Exercise directions
Retype the records below exactly as they appear, but leave out any pictures.

Data entries
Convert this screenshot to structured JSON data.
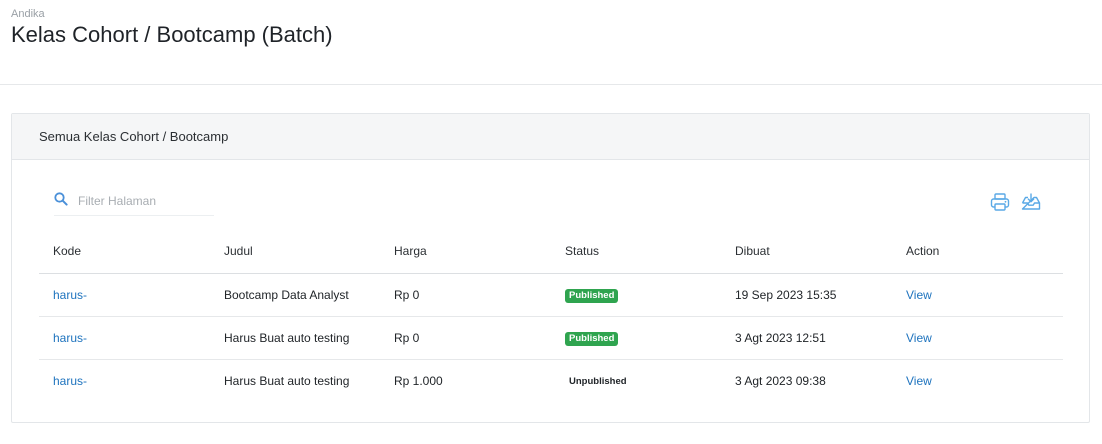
{
  "header": {
    "breadcrumb": "Andika",
    "title": "Kelas Cohort / Bootcamp (Batch)"
  },
  "card": {
    "title": "Semua Kelas Cohort / Bootcamp",
    "search": {
      "placeholder": "Filter Halaman",
      "value": ""
    },
    "tools": {
      "print_icon": "printer-icon",
      "export_icon": "download-tray-icon"
    }
  },
  "table": {
    "columns": [
      "Kode",
      "Judul",
      "Harga",
      "Status",
      "Dibuat",
      "Action"
    ],
    "rows": [
      {
        "kode": "harus-",
        "judul": "Bootcamp Data Analyst",
        "harga": "Rp 0",
        "status": "Published",
        "dibuat": "19 Sep 2023 15:35",
        "action": "View"
      },
      {
        "kode": "harus-",
        "judul": "Harus Buat auto testing",
        "harga": "Rp 0",
        "status": "Published",
        "dibuat": "3 Agt 2023 12:51",
        "action": "View"
      },
      {
        "kode": "harus-",
        "judul": "Harus Buat auto testing",
        "harga": "Rp 1.000",
        "status": "Unpublished",
        "dibuat": "3 Agt 2023 09:38",
        "action": "View"
      }
    ]
  },
  "colors": {
    "accent_blue": "#1e73be",
    "published_green": "#2fa44f",
    "icon_blue": "#5aa9e6"
  }
}
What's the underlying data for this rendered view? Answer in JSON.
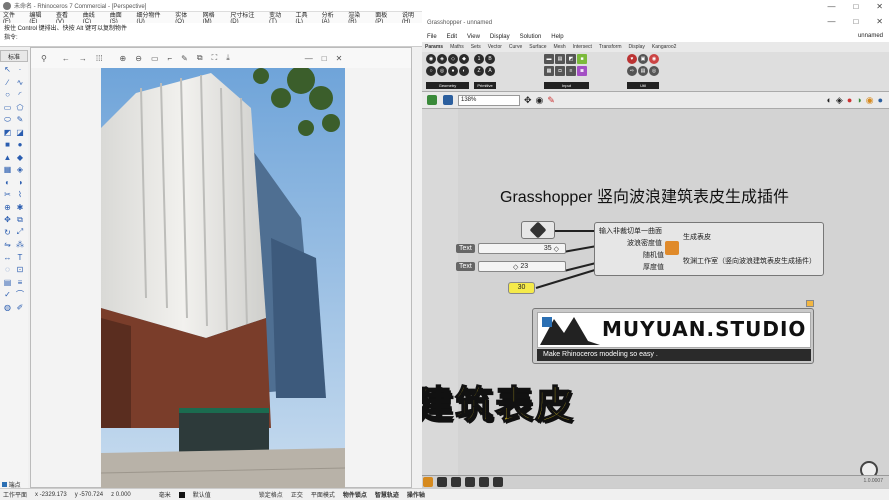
{
  "rhino": {
    "title": "未命名 - Rhinoceros 7 Commercial - [Perspective]",
    "menu": [
      "文件(F)",
      "编辑(E)",
      "查看(V)",
      "曲线(C)",
      "曲面(S)",
      "细分物件(U)",
      "实体(O)",
      "网格(M)",
      "尺寸标注(D)",
      "变动(T)",
      "工具(L)",
      "分析(A)",
      "渲染(R)",
      "面板(P)",
      "说明(H)"
    ],
    "cmd_line1": "按住 Control 键排出、快按 Alt 键可以复制物件",
    "cmd_prompt": "指令:",
    "panel_tab": "标准"
  },
  "status": {
    "cplane": "工作平面",
    "x": "x -2329.173",
    "y": "y -570.724",
    "z": "z 0.000",
    "unit": "毫米",
    "layer": "默认值",
    "items": [
      "锁定格点",
      "正交",
      "平面模式",
      "物件锁点",
      "智慧轨迹",
      "操作轴"
    ],
    "snap_end": "端点"
  },
  "gh": {
    "title": "Grasshopper - unnamed",
    "menu": [
      "File",
      "Edit",
      "View",
      "Display",
      "Solution",
      "Help"
    ],
    "filename": "unnamed",
    "tabs": [
      "Params",
      "Maths",
      "Sets",
      "Vector",
      "Curve",
      "Surface",
      "Mesh",
      "Intersect",
      "Transform",
      "Display",
      "Kangaroo2"
    ],
    "ribbon_groups": [
      "Geometry",
      "Primitive",
      "Input",
      "Util"
    ],
    "zoom": "138%",
    "heading": "Grasshopper 竖向波浪建筑表皮生成插件",
    "component": {
      "inputs": [
        "输入非裁切单一曲面",
        "波浪密度值",
        "随机值",
        "厚度值"
      ],
      "outputs": [
        "生成表皮",
        "牧渊工作室（竖向波浪建筑表皮生成插件）"
      ]
    },
    "sliders": [
      {
        "label": "Text",
        "value": "35"
      },
      {
        "label": "Text",
        "value": "23"
      }
    ],
    "number_panel": "30",
    "logo_text": "MUYUAN.STUDIO",
    "logo_tagline": "Make Rhinoceros modeling so easy .",
    "version": "1.0.0007"
  },
  "caption": "竖向波浪建筑表皮"
}
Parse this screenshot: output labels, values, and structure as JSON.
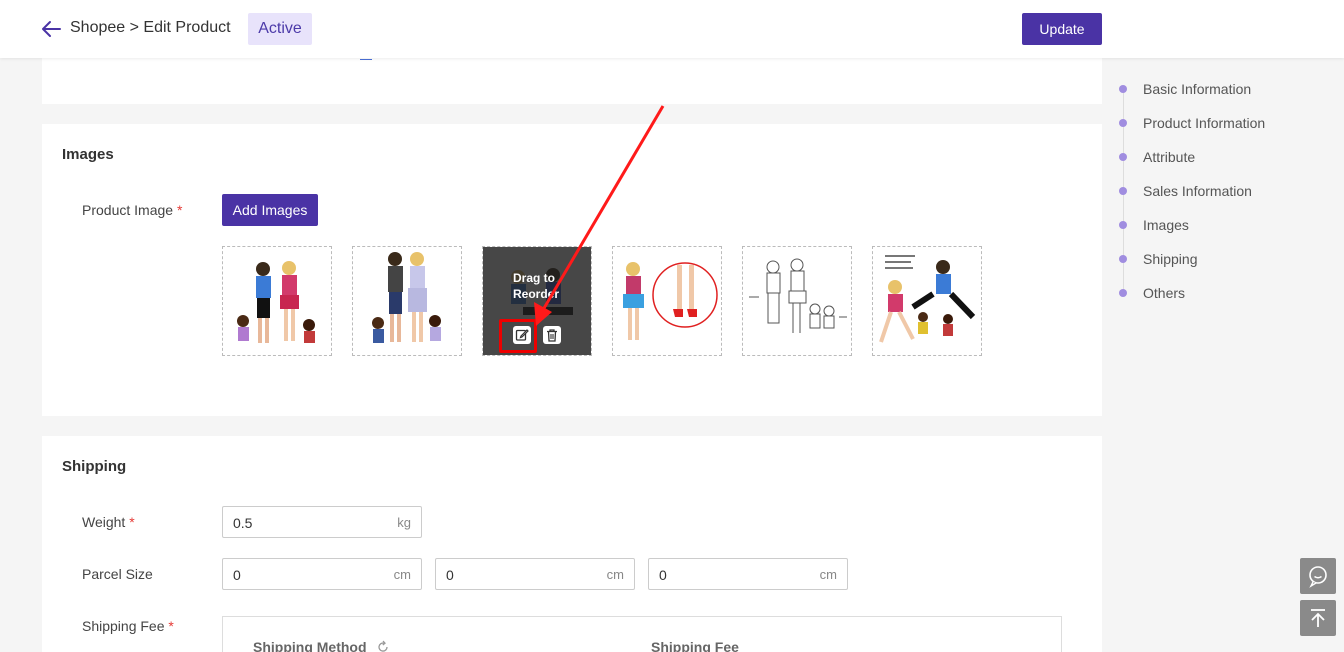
{
  "header": {
    "breadcrumb": "Shopee > Edit Product",
    "status_badge": "Active",
    "update_label": "Update"
  },
  "images_section": {
    "title": "Images",
    "product_image_label": "Product Image",
    "required_mark": "*",
    "add_images_label": "Add Images",
    "overlay_text": "Drag to Reorder",
    "thumbnails": [
      "doll-family-photo-1",
      "doll-family-photo-2",
      "doll-family-photo-3",
      "doll-closeup-shoes",
      "doll-family-sketch",
      "doll-family-sitting"
    ]
  },
  "shipping_section": {
    "title": "Shipping",
    "weight_label": "Weight",
    "weight_value": "0.5",
    "weight_unit": "kg",
    "parcel_label": "Parcel Size",
    "parcel_values": [
      "0",
      "0",
      "0"
    ],
    "parcel_unit": "cm",
    "fee_label": "Shipping Fee",
    "table_headers": [
      "Shipping Method",
      "Shipping Fee"
    ]
  },
  "sidenav": {
    "items": [
      "Basic Information",
      "Product Information",
      "Attribute",
      "Sales Information",
      "Images",
      "Shipping",
      "Others"
    ]
  },
  "colors": {
    "primary": "#4a33a5",
    "badge_bg": "#e8e3fb",
    "annotation": "#ff0000"
  }
}
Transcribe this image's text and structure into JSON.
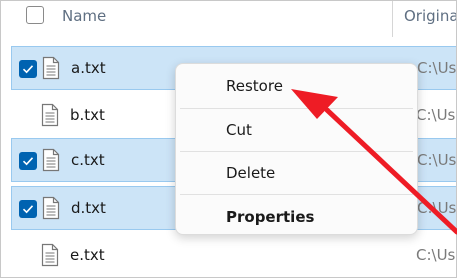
{
  "header": {
    "name_label": "Name",
    "original_label": "Origina"
  },
  "files": [
    {
      "name": "a.txt",
      "path": "C:\\User",
      "selected": true
    },
    {
      "name": "b.txt",
      "path": "C:\\User",
      "selected": false
    },
    {
      "name": "c.txt",
      "path": "C:\\User",
      "selected": true
    },
    {
      "name": "d.txt",
      "path": "C:\\User",
      "selected": true
    },
    {
      "name": "e.txt",
      "path": "C:\\User",
      "selected": false
    }
  ],
  "context_menu": {
    "items": [
      "Restore",
      "Cut",
      "Delete",
      "Properties"
    ]
  },
  "colors": {
    "selection_bg": "#cce4f7",
    "checkbox_blue": "#0063b1",
    "arrow_red": "#ee1c25"
  }
}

Output of the task
Convert this screenshot to structured JSON data.
{
  "header": {
    "breadcrumb": "Andika",
    "title": "Kelas Cohort / Bootcamp (Batch)"
  },
  "card": {
    "title": "Semua Kelas Cohort / Bootcamp",
    "search": {
      "placeholder": "Filter Halaman",
      "value": ""
    },
    "tools": {
      "print_icon": "printer-icon",
      "export_icon": "download-tray-icon"
    }
  },
  "table": {
    "columns": [
      "Kode",
      "Judul",
      "Harga",
      "Status",
      "Dibuat",
      "Action"
    ],
    "rows": [
      {
        "kode": "harus-",
        "judul": "Bootcamp Data Analyst",
        "harga": "Rp 0",
        "status": "Published",
        "dibuat": "19 Sep 2023 15:35",
        "action": "View"
      },
      {
        "kode": "harus-",
        "judul": "Harus Buat auto testing",
        "harga": "Rp 0",
        "status": "Published",
        "dibuat": "3 Agt 2023 12:51",
        "action": "View"
      },
      {
        "kode": "harus-",
        "judul": "Harus Buat auto testing",
        "harga": "Rp 1.000",
        "status": "Unpublished",
        "dibuat": "3 Agt 2023 09:38",
        "action": "View"
      }
    ]
  },
  "colors": {
    "accent_blue": "#1e73be",
    "published_green": "#2fa44f",
    "icon_blue": "#5aa9e6"
  }
}
What's the underlying data for this rendered view? Answer in JSON.
{
  "rhino": {
    "title": "未命名 - Rhinoceros 7 Commercial - [Perspective]",
    "menu": [
      "文件(F)",
      "编辑(E)",
      "查看(V)",
      "曲线(C)",
      "曲面(S)",
      "细分物件(U)",
      "实体(O)",
      "网格(M)",
      "尺寸标注(D)",
      "变动(T)",
      "工具(L)",
      "分析(A)",
      "渲染(R)",
      "面板(P)",
      "说明(H)"
    ],
    "cmd_line1": "按住 Control 键排出、快按 Alt 键可以复制物件",
    "cmd_prompt": "指令:",
    "panel_tab": "标准"
  },
  "status": {
    "cplane": "工作平面",
    "x": "x -2329.173",
    "y": "y -570.724",
    "z": "z 0.000",
    "unit": "毫米",
    "layer": "默认值",
    "items": [
      "锁定格点",
      "正交",
      "平面模式",
      "物件锁点",
      "智慧轨迹",
      "操作轴"
    ],
    "snap_end": "端点"
  },
  "gh": {
    "title": "Grasshopper - unnamed",
    "menu": [
      "File",
      "Edit",
      "View",
      "Display",
      "Solution",
      "Help"
    ],
    "filename": "unnamed",
    "tabs": [
      "Params",
      "Maths",
      "Sets",
      "Vector",
      "Curve",
      "Surface",
      "Mesh",
      "Intersect",
      "Transform",
      "Display",
      "Kangaroo2"
    ],
    "ribbon_groups": [
      "Geometry",
      "Primitive",
      "Input",
      "Util"
    ],
    "zoom": "138%",
    "heading": "Grasshopper 竖向波浪建筑表皮生成插件",
    "component": {
      "inputs": [
        "输入非裁切单一曲面",
        "波浪密度值",
        "随机值",
        "厚度值"
      ],
      "outputs": [
        "生成表皮",
        "牧渊工作室（竖向波浪建筑表皮生成插件）"
      ]
    },
    "sliders": [
      {
        "label": "Text",
        "value": "35"
      },
      {
        "label": "Text",
        "value": "23"
      }
    ],
    "number_panel": "30",
    "logo_text": "MUYUAN.STUDIO",
    "logo_tagline": "Make Rhinoceros modeling so easy .",
    "version": "1.0.0007"
  },
  "caption": "竖向波浪建筑表皮"
}
Parse this screenshot: output labels, values, and structure as JSON.
{
  "header": {
    "breadcrumb": "Shopee > Edit Product",
    "status_badge": "Active",
    "update_label": "Update"
  },
  "images_section": {
    "title": "Images",
    "product_image_label": "Product Image",
    "required_mark": "*",
    "add_images_label": "Add Images",
    "overlay_text": "Drag to Reorder",
    "thumbnails": [
      "doll-family-photo-1",
      "doll-family-photo-2",
      "doll-family-photo-3",
      "doll-closeup-shoes",
      "doll-family-sketch",
      "doll-family-sitting"
    ]
  },
  "shipping_section": {
    "title": "Shipping",
    "weight_label": "Weight",
    "weight_value": "0.5",
    "weight_unit": "kg",
    "parcel_label": "Parcel Size",
    "parcel_values": [
      "0",
      "0",
      "0"
    ],
    "parcel_unit": "cm",
    "fee_label": "Shipping Fee",
    "table_headers": [
      "Shipping Method",
      "Shipping Fee"
    ]
  },
  "sidenav": {
    "items": [
      "Basic Information",
      "Product Information",
      "Attribute",
      "Sales Information",
      "Images",
      "Shipping",
      "Others"
    ]
  },
  "colors": {
    "primary": "#4a33a5",
    "badge_bg": "#e8e3fb",
    "annotation": "#ff0000"
  }
}
Transcribe this image's text and structure into JSON.
{
  "header": {
    "name_label": "Name",
    "original_label": "Origina"
  },
  "files": [
    {
      "name": "a.txt",
      "path": "C:\\User",
      "selected": true
    },
    {
      "name": "b.txt",
      "path": "C:\\User",
      "selected": false
    },
    {
      "name": "c.txt",
      "path": "C:\\User",
      "selected": true
    },
    {
      "name": "d.txt",
      "path": "C:\\User",
      "selected": true
    },
    {
      "name": "e.txt",
      "path": "C:\\User",
      "selected": false
    }
  ],
  "context_menu": {
    "items": [
      "Restore",
      "Cut",
      "Delete",
      "Properties"
    ]
  },
  "colors": {
    "selection_bg": "#cce4f7",
    "checkbox_blue": "#0063b1",
    "arrow_red": "#ee1c25"
  }
}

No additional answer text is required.